▶ [Listed records]:
_____
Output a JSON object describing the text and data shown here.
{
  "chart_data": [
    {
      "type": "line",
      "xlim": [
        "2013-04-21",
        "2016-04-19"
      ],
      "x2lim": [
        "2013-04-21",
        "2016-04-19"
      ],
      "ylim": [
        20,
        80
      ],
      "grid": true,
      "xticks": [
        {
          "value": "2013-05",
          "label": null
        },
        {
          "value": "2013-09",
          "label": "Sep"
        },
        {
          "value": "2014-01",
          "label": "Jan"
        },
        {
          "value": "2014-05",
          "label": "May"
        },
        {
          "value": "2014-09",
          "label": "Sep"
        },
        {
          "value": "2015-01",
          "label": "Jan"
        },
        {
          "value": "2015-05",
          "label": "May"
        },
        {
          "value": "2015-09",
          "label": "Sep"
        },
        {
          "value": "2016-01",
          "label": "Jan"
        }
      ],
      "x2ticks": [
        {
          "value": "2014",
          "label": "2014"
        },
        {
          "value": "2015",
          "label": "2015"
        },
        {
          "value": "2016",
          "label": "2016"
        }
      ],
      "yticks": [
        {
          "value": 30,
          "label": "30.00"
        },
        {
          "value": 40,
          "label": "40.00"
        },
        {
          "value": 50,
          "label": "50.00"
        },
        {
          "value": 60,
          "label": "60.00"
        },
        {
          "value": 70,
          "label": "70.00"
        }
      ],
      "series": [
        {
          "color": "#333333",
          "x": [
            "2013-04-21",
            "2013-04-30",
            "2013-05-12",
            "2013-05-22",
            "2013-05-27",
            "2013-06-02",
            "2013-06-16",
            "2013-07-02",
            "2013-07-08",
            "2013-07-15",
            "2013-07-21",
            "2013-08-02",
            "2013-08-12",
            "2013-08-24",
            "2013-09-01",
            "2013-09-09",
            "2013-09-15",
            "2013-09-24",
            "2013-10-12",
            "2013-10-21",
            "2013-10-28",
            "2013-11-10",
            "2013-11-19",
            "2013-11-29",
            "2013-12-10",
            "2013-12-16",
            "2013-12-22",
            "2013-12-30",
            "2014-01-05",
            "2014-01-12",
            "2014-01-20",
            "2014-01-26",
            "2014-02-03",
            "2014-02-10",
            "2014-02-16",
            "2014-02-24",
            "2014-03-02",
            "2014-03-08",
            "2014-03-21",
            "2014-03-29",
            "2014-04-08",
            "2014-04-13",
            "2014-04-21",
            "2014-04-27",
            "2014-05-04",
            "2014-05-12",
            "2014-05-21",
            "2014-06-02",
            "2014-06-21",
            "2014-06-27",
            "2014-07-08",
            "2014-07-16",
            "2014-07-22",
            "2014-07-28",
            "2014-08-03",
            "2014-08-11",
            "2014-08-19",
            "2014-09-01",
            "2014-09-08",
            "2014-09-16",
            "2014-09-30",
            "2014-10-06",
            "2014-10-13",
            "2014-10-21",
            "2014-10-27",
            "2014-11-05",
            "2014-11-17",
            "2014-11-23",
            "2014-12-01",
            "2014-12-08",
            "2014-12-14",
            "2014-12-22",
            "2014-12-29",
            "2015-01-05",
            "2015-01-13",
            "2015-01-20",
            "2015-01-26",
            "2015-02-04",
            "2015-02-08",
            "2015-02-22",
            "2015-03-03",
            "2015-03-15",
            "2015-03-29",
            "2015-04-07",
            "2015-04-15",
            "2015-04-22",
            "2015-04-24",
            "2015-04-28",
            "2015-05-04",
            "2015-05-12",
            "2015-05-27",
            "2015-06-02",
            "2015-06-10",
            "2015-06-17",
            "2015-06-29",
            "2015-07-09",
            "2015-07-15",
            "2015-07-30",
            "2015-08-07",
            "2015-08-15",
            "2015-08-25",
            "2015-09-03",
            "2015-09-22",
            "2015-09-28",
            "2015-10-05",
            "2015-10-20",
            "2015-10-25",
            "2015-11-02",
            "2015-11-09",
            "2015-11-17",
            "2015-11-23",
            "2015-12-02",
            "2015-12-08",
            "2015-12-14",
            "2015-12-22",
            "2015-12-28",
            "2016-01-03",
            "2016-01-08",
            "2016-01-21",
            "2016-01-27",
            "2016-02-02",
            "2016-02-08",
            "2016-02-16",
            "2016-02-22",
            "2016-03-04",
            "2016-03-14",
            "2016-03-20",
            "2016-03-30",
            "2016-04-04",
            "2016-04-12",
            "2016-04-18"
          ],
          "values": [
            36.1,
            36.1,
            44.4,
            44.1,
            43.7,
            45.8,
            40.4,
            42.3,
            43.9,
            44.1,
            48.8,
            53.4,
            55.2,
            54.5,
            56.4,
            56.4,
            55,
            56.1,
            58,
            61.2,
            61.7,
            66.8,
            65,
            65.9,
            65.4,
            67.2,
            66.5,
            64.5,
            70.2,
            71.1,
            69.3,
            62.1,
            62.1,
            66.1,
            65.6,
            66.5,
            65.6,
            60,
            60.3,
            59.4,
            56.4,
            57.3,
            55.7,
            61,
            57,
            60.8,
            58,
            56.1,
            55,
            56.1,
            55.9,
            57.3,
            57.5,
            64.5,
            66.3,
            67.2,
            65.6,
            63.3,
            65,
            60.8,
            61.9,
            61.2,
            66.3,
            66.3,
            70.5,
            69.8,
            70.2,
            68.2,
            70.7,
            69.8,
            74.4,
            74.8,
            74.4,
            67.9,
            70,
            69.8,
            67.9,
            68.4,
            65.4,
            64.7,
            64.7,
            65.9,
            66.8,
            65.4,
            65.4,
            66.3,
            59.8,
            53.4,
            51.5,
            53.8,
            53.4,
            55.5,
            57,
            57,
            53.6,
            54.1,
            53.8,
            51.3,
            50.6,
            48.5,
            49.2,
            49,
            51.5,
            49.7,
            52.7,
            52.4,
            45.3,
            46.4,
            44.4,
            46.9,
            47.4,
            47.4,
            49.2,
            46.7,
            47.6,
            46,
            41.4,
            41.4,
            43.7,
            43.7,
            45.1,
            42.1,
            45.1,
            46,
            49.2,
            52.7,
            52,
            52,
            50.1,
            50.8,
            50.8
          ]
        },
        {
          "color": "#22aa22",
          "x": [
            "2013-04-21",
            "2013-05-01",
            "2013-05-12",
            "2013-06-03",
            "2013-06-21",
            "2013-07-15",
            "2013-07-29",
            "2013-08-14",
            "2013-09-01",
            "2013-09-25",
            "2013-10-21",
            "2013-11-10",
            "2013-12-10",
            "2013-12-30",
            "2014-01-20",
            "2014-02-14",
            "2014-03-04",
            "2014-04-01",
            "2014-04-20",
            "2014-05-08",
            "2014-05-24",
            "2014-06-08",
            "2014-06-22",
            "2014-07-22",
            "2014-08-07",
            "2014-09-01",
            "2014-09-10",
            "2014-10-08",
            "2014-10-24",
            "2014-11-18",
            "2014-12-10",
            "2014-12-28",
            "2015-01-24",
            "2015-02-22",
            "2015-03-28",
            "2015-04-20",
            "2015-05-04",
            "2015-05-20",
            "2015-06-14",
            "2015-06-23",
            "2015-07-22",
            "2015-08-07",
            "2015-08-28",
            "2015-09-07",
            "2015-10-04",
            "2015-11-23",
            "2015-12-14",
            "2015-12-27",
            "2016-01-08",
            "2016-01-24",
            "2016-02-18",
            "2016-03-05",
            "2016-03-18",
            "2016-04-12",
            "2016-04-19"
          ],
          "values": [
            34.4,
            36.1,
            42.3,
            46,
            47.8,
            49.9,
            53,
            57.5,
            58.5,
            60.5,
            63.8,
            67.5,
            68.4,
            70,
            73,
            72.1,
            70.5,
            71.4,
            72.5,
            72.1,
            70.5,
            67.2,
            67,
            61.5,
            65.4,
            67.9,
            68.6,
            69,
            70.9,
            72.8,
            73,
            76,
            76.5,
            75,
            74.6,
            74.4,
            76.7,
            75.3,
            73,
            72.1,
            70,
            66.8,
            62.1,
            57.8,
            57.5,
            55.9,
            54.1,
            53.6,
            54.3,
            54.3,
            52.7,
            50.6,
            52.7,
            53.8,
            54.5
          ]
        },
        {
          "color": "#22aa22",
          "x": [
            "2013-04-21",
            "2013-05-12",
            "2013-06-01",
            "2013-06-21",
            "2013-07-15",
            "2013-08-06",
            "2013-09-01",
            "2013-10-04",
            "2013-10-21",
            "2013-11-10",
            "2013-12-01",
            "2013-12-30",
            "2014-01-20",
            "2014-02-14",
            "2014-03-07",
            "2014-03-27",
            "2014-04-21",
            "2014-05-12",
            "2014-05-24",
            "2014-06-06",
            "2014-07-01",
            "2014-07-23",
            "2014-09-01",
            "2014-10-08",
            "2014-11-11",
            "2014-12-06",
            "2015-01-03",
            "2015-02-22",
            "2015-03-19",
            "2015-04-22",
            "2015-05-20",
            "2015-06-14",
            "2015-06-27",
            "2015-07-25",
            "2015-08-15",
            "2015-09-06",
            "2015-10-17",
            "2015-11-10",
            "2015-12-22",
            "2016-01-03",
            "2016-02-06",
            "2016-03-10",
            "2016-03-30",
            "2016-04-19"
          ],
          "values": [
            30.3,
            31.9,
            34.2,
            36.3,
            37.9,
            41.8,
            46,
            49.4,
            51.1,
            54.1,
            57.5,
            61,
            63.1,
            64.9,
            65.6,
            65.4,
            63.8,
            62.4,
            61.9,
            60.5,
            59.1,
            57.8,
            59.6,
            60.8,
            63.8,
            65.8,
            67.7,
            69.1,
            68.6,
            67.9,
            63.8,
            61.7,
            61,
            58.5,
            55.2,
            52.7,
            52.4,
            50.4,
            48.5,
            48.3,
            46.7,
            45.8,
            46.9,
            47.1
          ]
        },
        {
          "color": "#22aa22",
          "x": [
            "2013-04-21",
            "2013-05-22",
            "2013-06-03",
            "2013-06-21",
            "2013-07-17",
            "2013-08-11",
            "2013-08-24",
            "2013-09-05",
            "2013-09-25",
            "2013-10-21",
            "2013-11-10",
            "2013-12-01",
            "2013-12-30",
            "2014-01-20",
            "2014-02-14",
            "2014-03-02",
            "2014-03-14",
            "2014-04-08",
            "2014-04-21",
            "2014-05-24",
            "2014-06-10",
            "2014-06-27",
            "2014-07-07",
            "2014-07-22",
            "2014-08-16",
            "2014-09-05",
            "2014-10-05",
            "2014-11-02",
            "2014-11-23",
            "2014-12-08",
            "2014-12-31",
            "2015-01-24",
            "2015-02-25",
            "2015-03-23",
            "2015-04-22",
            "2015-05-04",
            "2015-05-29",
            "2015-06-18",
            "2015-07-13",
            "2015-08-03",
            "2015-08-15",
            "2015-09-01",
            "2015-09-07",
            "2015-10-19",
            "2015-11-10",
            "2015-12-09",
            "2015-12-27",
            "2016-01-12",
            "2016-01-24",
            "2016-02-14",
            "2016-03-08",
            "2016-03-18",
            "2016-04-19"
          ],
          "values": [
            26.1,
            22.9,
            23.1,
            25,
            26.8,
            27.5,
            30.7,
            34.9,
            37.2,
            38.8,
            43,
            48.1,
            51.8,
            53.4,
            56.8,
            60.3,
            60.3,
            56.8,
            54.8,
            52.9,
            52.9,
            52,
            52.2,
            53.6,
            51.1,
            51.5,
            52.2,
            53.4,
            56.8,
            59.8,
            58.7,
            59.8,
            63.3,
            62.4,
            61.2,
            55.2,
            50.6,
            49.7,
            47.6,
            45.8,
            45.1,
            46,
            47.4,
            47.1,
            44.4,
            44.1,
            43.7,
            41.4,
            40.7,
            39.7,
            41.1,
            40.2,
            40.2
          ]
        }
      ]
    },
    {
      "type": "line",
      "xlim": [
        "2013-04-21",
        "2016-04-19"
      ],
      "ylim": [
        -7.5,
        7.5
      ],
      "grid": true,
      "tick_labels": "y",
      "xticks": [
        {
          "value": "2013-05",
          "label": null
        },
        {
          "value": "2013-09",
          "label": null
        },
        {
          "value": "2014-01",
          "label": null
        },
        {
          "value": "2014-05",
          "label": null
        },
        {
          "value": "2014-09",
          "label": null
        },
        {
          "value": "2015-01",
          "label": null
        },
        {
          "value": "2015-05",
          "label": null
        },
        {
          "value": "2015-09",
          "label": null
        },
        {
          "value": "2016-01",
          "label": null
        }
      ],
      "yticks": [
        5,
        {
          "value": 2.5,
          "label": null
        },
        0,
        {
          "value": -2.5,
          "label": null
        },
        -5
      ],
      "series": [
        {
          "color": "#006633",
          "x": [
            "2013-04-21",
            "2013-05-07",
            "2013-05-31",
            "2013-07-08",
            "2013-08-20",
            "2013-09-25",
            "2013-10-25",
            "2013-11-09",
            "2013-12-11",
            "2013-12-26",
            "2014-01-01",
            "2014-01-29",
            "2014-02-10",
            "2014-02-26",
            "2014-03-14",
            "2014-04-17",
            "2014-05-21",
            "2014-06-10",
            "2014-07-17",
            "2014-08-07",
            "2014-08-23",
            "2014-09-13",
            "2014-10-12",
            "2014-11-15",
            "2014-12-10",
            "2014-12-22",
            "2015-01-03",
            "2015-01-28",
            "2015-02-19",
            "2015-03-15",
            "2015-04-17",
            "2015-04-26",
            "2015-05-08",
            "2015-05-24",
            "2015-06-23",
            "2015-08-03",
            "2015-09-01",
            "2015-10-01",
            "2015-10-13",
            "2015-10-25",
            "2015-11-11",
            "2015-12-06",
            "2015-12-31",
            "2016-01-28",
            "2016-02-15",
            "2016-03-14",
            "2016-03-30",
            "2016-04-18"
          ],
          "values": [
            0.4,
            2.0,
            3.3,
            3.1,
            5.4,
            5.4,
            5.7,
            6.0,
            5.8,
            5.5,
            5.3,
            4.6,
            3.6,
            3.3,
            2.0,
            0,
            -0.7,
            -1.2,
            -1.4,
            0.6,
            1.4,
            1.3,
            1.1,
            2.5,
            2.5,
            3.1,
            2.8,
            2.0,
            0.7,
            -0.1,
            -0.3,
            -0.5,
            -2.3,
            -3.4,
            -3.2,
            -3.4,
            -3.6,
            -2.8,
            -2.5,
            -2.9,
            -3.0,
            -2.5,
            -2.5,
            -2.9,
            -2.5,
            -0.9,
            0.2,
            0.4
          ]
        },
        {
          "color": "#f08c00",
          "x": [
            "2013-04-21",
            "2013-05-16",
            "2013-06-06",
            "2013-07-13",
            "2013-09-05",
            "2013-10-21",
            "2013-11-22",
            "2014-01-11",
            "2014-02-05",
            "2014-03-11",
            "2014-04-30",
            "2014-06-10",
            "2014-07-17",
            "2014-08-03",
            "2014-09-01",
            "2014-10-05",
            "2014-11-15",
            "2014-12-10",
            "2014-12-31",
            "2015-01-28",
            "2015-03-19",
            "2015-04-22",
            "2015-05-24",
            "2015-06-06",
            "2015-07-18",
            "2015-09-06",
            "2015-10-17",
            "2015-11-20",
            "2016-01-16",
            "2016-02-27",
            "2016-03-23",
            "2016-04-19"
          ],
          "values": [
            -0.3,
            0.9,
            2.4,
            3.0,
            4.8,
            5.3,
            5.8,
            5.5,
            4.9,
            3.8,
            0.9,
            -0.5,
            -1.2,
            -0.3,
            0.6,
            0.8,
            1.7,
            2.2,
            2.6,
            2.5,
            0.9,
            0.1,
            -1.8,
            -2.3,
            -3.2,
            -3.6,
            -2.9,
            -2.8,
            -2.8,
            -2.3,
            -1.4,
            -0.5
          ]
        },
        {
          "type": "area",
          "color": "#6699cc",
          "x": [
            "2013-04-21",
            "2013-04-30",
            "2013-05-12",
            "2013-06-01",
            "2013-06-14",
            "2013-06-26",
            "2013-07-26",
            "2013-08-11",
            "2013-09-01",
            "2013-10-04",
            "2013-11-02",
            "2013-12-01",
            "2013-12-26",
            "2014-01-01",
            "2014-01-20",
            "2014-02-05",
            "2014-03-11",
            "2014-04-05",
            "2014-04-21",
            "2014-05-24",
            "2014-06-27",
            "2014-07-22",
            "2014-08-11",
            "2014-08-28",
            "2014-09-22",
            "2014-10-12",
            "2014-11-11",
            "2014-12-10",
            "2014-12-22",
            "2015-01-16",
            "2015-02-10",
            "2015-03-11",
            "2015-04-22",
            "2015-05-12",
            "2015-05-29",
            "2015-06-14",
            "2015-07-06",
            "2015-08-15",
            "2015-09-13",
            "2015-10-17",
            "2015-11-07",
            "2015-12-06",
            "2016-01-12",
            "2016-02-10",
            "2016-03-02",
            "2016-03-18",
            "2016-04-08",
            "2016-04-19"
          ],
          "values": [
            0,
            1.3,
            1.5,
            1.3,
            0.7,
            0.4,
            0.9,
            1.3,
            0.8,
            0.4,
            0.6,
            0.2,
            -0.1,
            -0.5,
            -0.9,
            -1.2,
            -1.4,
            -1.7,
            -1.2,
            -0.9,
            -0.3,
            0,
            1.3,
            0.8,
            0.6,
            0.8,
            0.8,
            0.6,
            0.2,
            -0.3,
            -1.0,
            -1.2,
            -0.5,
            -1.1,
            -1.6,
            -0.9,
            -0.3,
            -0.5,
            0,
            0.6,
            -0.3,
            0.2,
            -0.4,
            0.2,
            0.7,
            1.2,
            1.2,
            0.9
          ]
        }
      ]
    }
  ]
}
_____
▶ [Work to be completed]:
Filter the listing above for the string "color" and copy every matching line.

▶ [Answer for this exercise]:
          "color": "#333333",
          "color": "#22aa22",
          "color": "#22aa22",
          "color": "#22aa22",
          "color": "#006633",
          "color": "#f08c00",
          "color": "#6699cc",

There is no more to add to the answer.